■ **RECORDS PROVIDED**

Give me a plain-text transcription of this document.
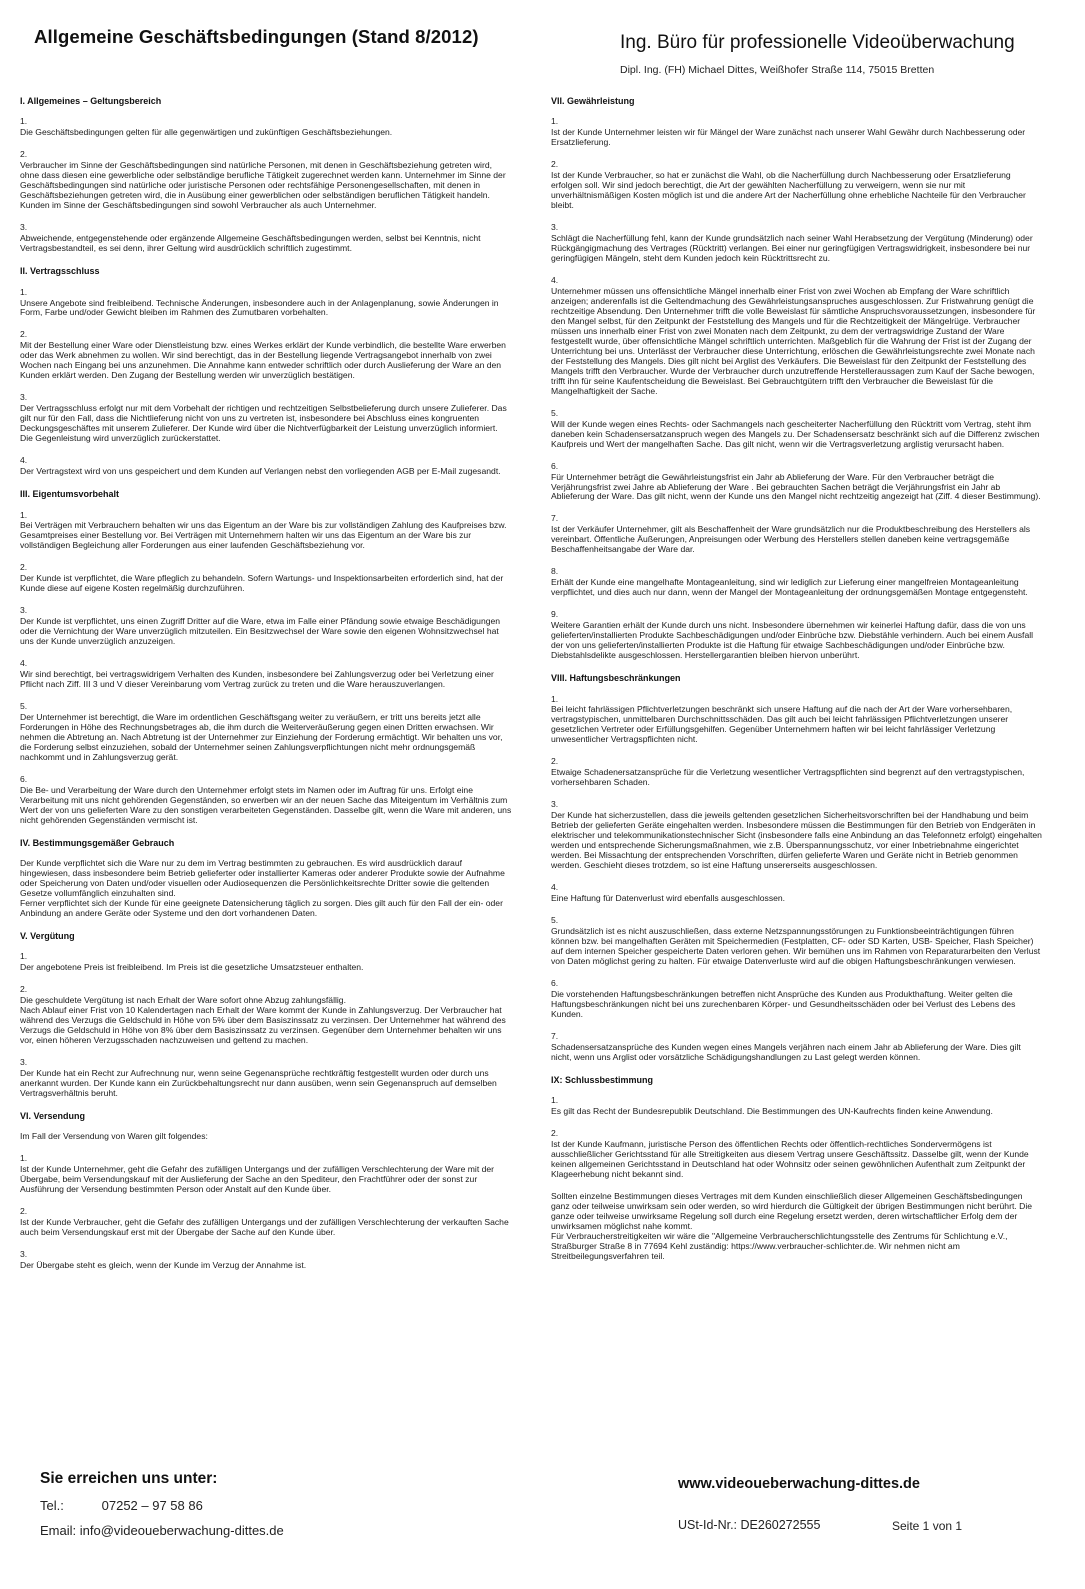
Allgemeine Geschäftsbedingungen (Stand 8/2012)	Ing. Büro für professionelle Videoüberwachung
Dipl. Ing. (FH) Michael Dittes, Weißhofer Straße 114, 75015 Bretten
I. Allgemeines – Geltungsbereich
1.
Die Geschäftsbedingungen gelten für alle gegenwärtigen und zukünftigen Geschäftsbeziehungen.
2.
Verbraucher im Sinne der Geschäftsbedingungen sind natürliche Personen, mit denen in Geschäftsbeziehung getreten wird, ohne dass diesen eine gewerbliche oder selbständige berufliche Tätigkeit zugerechnet werden kann. Unternehmer im Sinne der Geschäftsbedingungen sind natürliche oder juristische Personen oder rechtsfähige Personengesellschaften, mit denen in Geschäftsbeziehungen getreten wird, die in Ausübung einer gewerblichen oder selbständigen beruflichen Tätigkeit handeln. Kunden im Sinne der Geschäftsbedingungen sind sowohl Verbraucher als auch Unternehmer.
3.
Abweichende, entgegenstehende oder ergänzende Allgemeine Geschäftsbedingungen werden, selbst bei Kenntnis, nicht Vertragsbestandteil, es sei denn, ihrer Geltung wird ausdrücklich schriftlich zugestimmt.
II. Vertragsschluss
1.
Unsere Angebote sind freibleibend. Technische Änderungen, insbesondere auch in der Anlagenplanung, sowie Änderungen in Form, Farbe und/oder Gewicht bleiben im Rahmen des Zumutbaren vorbehalten.
2.
Mit der Bestellung einer Ware oder Dienstleistung bzw. eines Werkes erklärt der Kunde verbindlich, die bestellte Ware erwerben oder das Werk abnehmen zu wollen. Wir sind berechtigt, das in der Bestellung liegende Vertragsangebot innerhalb von zwei Wochen nach Eingang bei uns anzunehmen. Die Annahme kann entweder schriftlich oder durch Auslieferung der Ware an den Kunden erklärt werden. Den Zugang der Bestellung werden wir unverzüglich bestätigen.
3.
Der Vertragsschluss erfolgt nur mit dem Vorbehalt der richtigen und rechtzeitigen Selbstbelieferung durch unsere Zulieferer. Das gilt nur für den Fall, dass die Nichtlieferung nicht von uns zu vertreten ist, insbesondere bei Abschluss eines kongruenten Deckungsgeschäftes mit unserem Zulieferer. Der Kunde wird über die Nichtverfügbarkeit der Leistung unverzüglich informiert. Die Gegenleistung wird unverzüglich zurückerstattet.
4.
Der Vertragstext wird von uns gespeichert und dem Kunden auf Verlangen nebst den vorliegenden AGB per E-Mail zugesandt.
III. Eigentumsvorbehalt
1.
Bei Verträgen mit Verbrauchern behalten wir uns das Eigentum an der Ware bis zur vollständigen Zahlung des Kaufpreises bzw. Gesamtpreises einer Bestellung vor. Bei Verträgen mit Unternehmern halten wir uns das Eigentum an der Ware bis zur vollständigen Begleichung aller Forderungen aus einer laufenden Geschäftsbeziehung vor.
2.
Der Kunde ist verpflichtet, die Ware pfleglich zu behandeln. Sofern Wartungs- und Inspektionsarbeiten erforderlich sind, hat der Kunde diese auf eigene Kosten regelmäßig durchzuführen.
3.
Der Kunde ist verpflichtet, uns einen Zugriff Dritter auf die Ware, etwa im Falle einer Pfändung sowie etwaige Beschädigungen oder die Vernichtung der Ware unverzüglich mitzuteilen. Ein Besitzwechsel der Ware sowie den eigenen Wohnsitzwechsel hat uns der Kunde unverzüglich anzuzeigen.
4.
Wir sind berechtigt, bei vertragswidrigem Verhalten des Kunden, insbesondere bei Zahlungsverzug oder bei Verletzung einer Pflicht nach Ziff. III 3 und V dieser Vereinbarung vom Vertrag zurück zu treten und die Ware herauszuverlangen.
5.
Der Unternehmer ist berechtigt, die Ware im ordentlichen Geschäftsgang weiter zu veräußern, er tritt uns bereits jetzt alle Forderungen in Höhe des Rechnungsbetrages ab, die ihm durch die Weiterveräußerung gegen einen Dritten erwachsen. Wir nehmen die Abtretung an. Nach Abtretung ist der Unternehmer zur Einziehung der Forderung ermächtigt. Wir behalten uns vor, die Forderung selbst einzuziehen, sobald der Unternehmer seinen Zahlungsverpflichtungen nicht mehr ordnungsgemäß nachkommt und in Zahlungsverzug gerät.
6.
Die Be- und Verarbeitung der Ware durch den Unternehmer erfolgt stets im Namen oder im Auftrag für uns. Erfolgt eine Verarbeitung mit uns nicht gehörenden Gegenständen, so erwerben wir an der neuen Sache das Miteigentum im Verhältnis zum Wert der von uns gelieferten Ware zu den sonstigen verarbeiteten Gegenständen. Dasselbe gilt, wenn die Ware mit anderen, uns nicht gehörenden Gegenständen vermischt ist.
IV. Bestimmungsgemäßer Gebrauch
Der Kunde verpflichtet sich die Ware nur zu dem im Vertrag bestimmten zu gebrauchen. Es wird ausdrücklich darauf hingewiesen, dass insbesondere beim Betrieb gelieferter oder installierter Kameras oder anderer Produkte sowie der Aufnahme oder Speicherung von Daten und/oder visuellen oder Audiosequenzen die Persönlichkeitsrechte Dritter sowie die geltenden Gesetze vollumfänglich einzuhalten sind.
Ferner verpflichtet sich der Kunde für eine geeignete Datensicherung täglich zu sorgen. Dies gilt auch für den Fall der ein- oder Anbindung an andere Geräte oder Systeme und den dort vorhandenen Daten.
V. Vergütung
1.
Der angebotene Preis ist freibleibend. Im Preis ist die gesetzliche Umsatzsteuer enthalten.
2.
Die geschuldete Vergütung ist nach Erhalt der Ware sofort ohne Abzug zahlungsfällig.
Nach Ablauf einer Frist von 10 Kalendertagen nach Erhalt der Ware kommt der Kunde in Zahlungsverzug. Der Verbraucher hat während des Verzugs die Geldschuld in Höhe von 5% über dem Basiszinssatz zu verzinsen. Der Unternehmer hat während des Verzugs die Geldschuld in Höhe von 8% über dem Basiszinssatz zu verzinsen. Gegenüber dem Unternehmer behalten wir uns vor, einen höheren Verzugsschaden nachzuweisen und geltend zu machen.
3.
Der Kunde hat ein Recht zur Aufrechnung nur, wenn seine Gegenansprüche rechtkräftig festgestellt wurden oder durch uns anerkannt wurden. Der Kunde kann ein Zurückbehaltungsrecht nur dann ausüben, wenn sein Gegenanspruch auf demselben Vertragsverhältnis beruht.
VI. Versendung
Im Fall der Versendung von Waren gilt folgendes:
1.
Ist der Kunde Unternehmer, geht die Gefahr des zufälligen Untergangs und der zufälligen Verschlechterung der Ware mit der Übergabe, beim Versendungskauf mit der Auslieferung der Sache an den Spediteur, den Frachtführer oder der sonst zur Ausführung der Versendung bestimmten Person oder Anstalt auf den Kunde über.
2.
Ist der Kunde Verbraucher, geht die Gefahr des zufälligen Untergangs und der zufälligen Verschlechterung der verkauften Sache auch beim Versendungskauf erst mit der Übergabe der Sache auf den Kunde über.
3.
Der Übergabe steht es gleich, wenn der Kunde im Verzug der Annahme ist.
VII. Gewährleistung
1.
Ist der Kunde Unternehmer leisten wir für Mängel der Ware zunächst nach unserer Wahl Gewähr durch Nachbesserung oder Ersatzlieferung.
2.
Ist der Kunde Verbraucher, so hat er zunächst die Wahl, ob die Nacherfüllung durch Nachbesserung oder Ersatzlieferung erfolgen soll. Wir sind jedoch berechtigt, die Art der gewählten Nacherfüllung zu verweigern, wenn sie nur mit unverhältnismäßigen Kosten möglich ist und die andere Art der Nacherfüllung ohne erhebliche Nachteile für den Verbraucher bleibt.
3.
Schlägt die Nacherfüllung fehl, kann der Kunde grundsätzlich nach seiner Wahl Herabsetzung der Vergütung (Minderung) oder Rückgängigmachung des Vertrages (Rücktritt) verlangen. Bei einer nur geringfügigen Vertragswidrigkeit, insbesondere bei nur geringfügigen Mängeln, steht dem Kunden jedoch kein Rücktrittsrecht zu.
4.
Unternehmer müssen uns offensichtliche Mängel innerhalb einer Frist von zwei Wochen ab Empfang der Ware schriftlich anzeigen; anderenfalls ist die Geltendmachung des Gewährleistungsanspruches ausgeschlossen. Zur Fristwahrung genügt die rechtzeitige Absendung. Den Unternehmer trifft die volle Beweislast für sämtliche Anspruchsvoraussetzungen, insbesondere für den Mangel selbst, für den Zeitpunkt der Feststellung des Mangels und für die Rechtzeitigkeit der Mängelrüge. Verbraucher müssen uns innerhalb einer Frist von zwei Monaten nach dem Zeitpunkt, zu dem der vertragswidrige Zustand der Ware festgestellt wurde, über offensichtliche Mängel schriftlich unterrichten. Maßgeblich für die Wahrung der Frist ist der Zugang der Unterrichtung bei uns. Unterlässt der Verbraucher diese Unterrichtung, erlöschen die Gewährleistungsrechte zwei Monate nach der Feststellung des Mangels. Dies gilt nicht bei Arglist des Verkäufers. Die Beweislast für den Zeitpunkt der Feststellung des Mangels trifft den Verbraucher. Wurde der Verbraucher durch unzutreffende Herstelleraussagen zum Kauf der Sache bewogen, trifft ihn für seine Kaufentscheidung die Beweislast. Bei Gebrauchtgütern trifft den Verbraucher die Beweislast für die Mangelhaftigkeit der Sache.
5.
Will der Kunde wegen eines Rechts- oder Sachmangels nach gescheiterter Nacherfüllung den Rücktritt vom Vertrag, steht ihm daneben kein Schadensersatzanspruch wegen des Mangels zu. Der Schadensersatz beschränkt sich auf die Differenz zwischen Kaufpreis und Wert der mangelhaften Sache. Das gilt nicht, wenn wir die Vertragsverletzung arglistig verursacht haben.
6.
Für Unternehmer beträgt die Gewährleistungsfrist ein Jahr ab Ablieferung der Ware. Für den Verbraucher beträgt die Verjährungsfrist zwei Jahre ab Ablieferung der Ware . Bei gebrauchten Sachen beträgt die Verjährungsfrist ein Jahr ab Ablieferung der Ware. Das gilt nicht, wenn der Kunde uns den Mangel nicht rechtzeitig angezeigt hat (Ziff. 4 dieser Bestimmung).
7.
Ist der Verkäufer Unternehmer, gilt als Beschaffenheit der Ware grundsätzlich nur die Produktbeschreibung des Herstellers als vereinbart. Öffentliche Äußerungen, Anpreisungen oder Werbung des Herstellers stellen daneben keine vertragsgemäße Beschaffenheitsangabe der Ware dar.
8.
Erhält der Kunde eine mangelhafte Montageanleitung, sind wir lediglich zur Lieferung einer mangelfreien Montageanleitung verpflichtet, und dies auch nur dann, wenn der Mangel der Montageanleitung der ordnungsgemäßen Montage entgegensteht.
9.
Weitere Garantien erhält der Kunde durch uns nicht. Insbesondere übernehmen wir keinerlei Haftung dafür, dass die von uns gelieferten/installierten Produkte Sachbeschädigungen und/oder Einbrüche bzw. Diebstähle verhindern. Auch bei einem Ausfall der von uns gelieferten/installierten Produkte ist die Haftung für etwaige Sachbeschädigungen und/oder Einbrüche bzw. Diebstahlsdelikte ausgeschlossen. Herstellergarantien bleiben hiervon unberührt.
VIII. Haftungsbeschränkungen
1.
Bei leicht fahrlässigen Pflichtverletzungen beschränkt sich unsere Haftung auf die nach der Art der Ware vorhersehbaren, vertragstypischen, unmittelbaren Durchschnittsschäden. Das gilt auch bei leicht fahrlässigen Pflichtverletzungen unserer gesetzlichen Vertreter oder Erfüllungsgehilfen. Gegenüber Unternehmern haften wir bei leicht fahrlässiger Verletzung unwesentlicher Vertragspflichten nicht.
2.
Etwaige Schadenersatzansprüche für die Verletzung wesentlicher Vertragspflichten sind begrenzt auf den vertragstypischen, vorhersehbaren Schaden.
3.
Der Kunde hat sicherzustellen, dass die jeweils geltenden gesetzlichen Sicherheitsvorschriften bei der Handhabung und beim Betrieb der gelieferten Geräte eingehalten werden. Insbesondere müssen die Bestimmungen für den Betrieb von Endgeräten in elektrischer und telekommunikationstechnischer Sicht (insbesondere falls eine Anbindung an das Telefonnetz erfolgt) eingehalten werden und entsprechende Sicherungsmaßnahmen, wie z.B. Überspannungsschutz, vor einer Inbetriebnahme eingerichtet werden. Bei Missachtung der entsprechenden Vorschriften, dürfen gelieferte Waren und Geräte nicht in Betrieb genommen werden. Geschieht dieses trotzdem, so ist eine Haftung unsererseits ausgeschlossen.
4.
Eine Haftung für Datenverlust wird ebenfalls ausgeschlossen.
5.
Grundsätzlich ist es nicht auszuschließen, dass externe Netzspannungsstörungen zu Funktionsbeeinträchtigungen führen können bzw. bei mangelhaften Geräten mit Speichermedien (Festplatten, CF- oder SD Karten, USB- Speicher, Flash Speicher) auf dem internen Speicher gespeicherte Daten verloren gehen. Wir bemühen uns im Rahmen von Reparaturarbeiten den Verlust von Daten möglichst gering zu halten. Für etwaige Datenverluste wird auf die obigen Haftungsbeschränkungen verwiesen.
6.
Die vorstehenden Haftungsbeschränkungen betreffen nicht Ansprüche des Kunden aus Produkthaftung. Weiter gelten die Haftungsbeschränkungen nicht bei uns zurechenbaren Körper- und Gesundheitsschäden oder bei Verlust des Lebens des Kunden.
7.
Schadensersatzansprüche des Kunden wegen eines Mangels verjähren nach einem Jahr ab Ablieferung der Ware. Dies gilt nicht, wenn uns Arglist oder vorsätzliche Schädigungshandlungen zu Last gelegt werden können.
IX: Schlussbestimmung
1.
Es gilt das Recht der Bundesrepublik Deutschland. Die Bestimmungen des UN-Kaufrechts finden keine Anwendung.
2.
Ist der Kunde Kaufmann, juristische Person des öffentlichen Rechts oder öffentlich-rechtliches Sondervermögens ist ausschließlicher Gerichtsstand für alle Streitigkeiten aus diesem Vertrag unsere Geschäftssitz. Dasselbe gilt, wenn der Kunde keinen allgemeinen Gerichtsstand in Deutschland hat oder Wohnsitz oder seinen gewöhnlichen Aufenthalt zum Zeitpunkt der Klageerhebung nicht bekannt sind.
Sollten einzelne Bestimmungen dieses Vertrages mit dem Kunden einschließlich dieser Allgemeinen Geschäftsbedingungen ganz oder teilweise unwirksam sein oder werden, so wird hierdurch die Gültigkeit der übrigen Bestimmungen nicht berührt. Die ganze oder teilweise unwirksame Regelung soll durch eine Regelung ersetzt werden, deren wirtschaftlicher Erfolg dem der unwirksamen möglichst nahe kommt.
Für Verbraucherstreitigkeiten wir wäre die "Allgemeine Verbraucherschlichtungsstelle des Zentrums für Schlichtung e.V., Straßburger Straße 8 in 77694 Kehl zuständig: https://www.verbraucher-schlichter.de. Wir nehmen nicht am Streitbeilegungsverfahren teil.
Sie erreichen uns unter:
Tel.:	07252 – 97 58 86
Email: info@videoueberwachung-dittes.de
www.videoueberwachung-dittes.de
USt-Id-Nr.: DE260272555	Seite 1 von 1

■ **TASK**
Wherever the word "ausdrücklich" turns up in a line of the listing, that line counts; report the total as a lone number.

■ **ANSWER FOR THIS EXERCISE**
2